-- BEGIN --

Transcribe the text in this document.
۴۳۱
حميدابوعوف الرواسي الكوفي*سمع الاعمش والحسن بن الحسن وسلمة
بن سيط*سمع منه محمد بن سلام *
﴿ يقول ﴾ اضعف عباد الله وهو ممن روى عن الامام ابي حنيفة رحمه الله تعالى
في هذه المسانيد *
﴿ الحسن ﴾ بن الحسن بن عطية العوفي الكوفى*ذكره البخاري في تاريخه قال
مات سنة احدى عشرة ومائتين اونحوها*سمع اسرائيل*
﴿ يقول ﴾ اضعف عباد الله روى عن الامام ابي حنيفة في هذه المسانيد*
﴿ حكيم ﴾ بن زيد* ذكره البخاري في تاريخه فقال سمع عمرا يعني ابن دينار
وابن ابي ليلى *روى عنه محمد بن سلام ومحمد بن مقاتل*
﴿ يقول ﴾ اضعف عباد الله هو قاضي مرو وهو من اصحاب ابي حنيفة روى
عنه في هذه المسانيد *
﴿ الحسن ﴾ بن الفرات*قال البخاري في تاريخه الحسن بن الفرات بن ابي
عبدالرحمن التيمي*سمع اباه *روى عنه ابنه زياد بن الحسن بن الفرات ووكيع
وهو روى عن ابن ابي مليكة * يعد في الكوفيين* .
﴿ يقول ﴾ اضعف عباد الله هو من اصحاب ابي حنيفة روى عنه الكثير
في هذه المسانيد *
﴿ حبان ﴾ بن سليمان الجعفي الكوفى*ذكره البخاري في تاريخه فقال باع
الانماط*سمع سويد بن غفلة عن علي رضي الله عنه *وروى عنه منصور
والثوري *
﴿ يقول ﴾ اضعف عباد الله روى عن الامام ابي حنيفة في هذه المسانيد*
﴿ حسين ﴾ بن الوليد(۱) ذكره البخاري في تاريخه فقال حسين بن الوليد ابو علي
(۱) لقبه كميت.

-- END --

▶ What the task requires: Count the lines in which the string "عباد" appears, then report only that figure.

▶ Full output: 5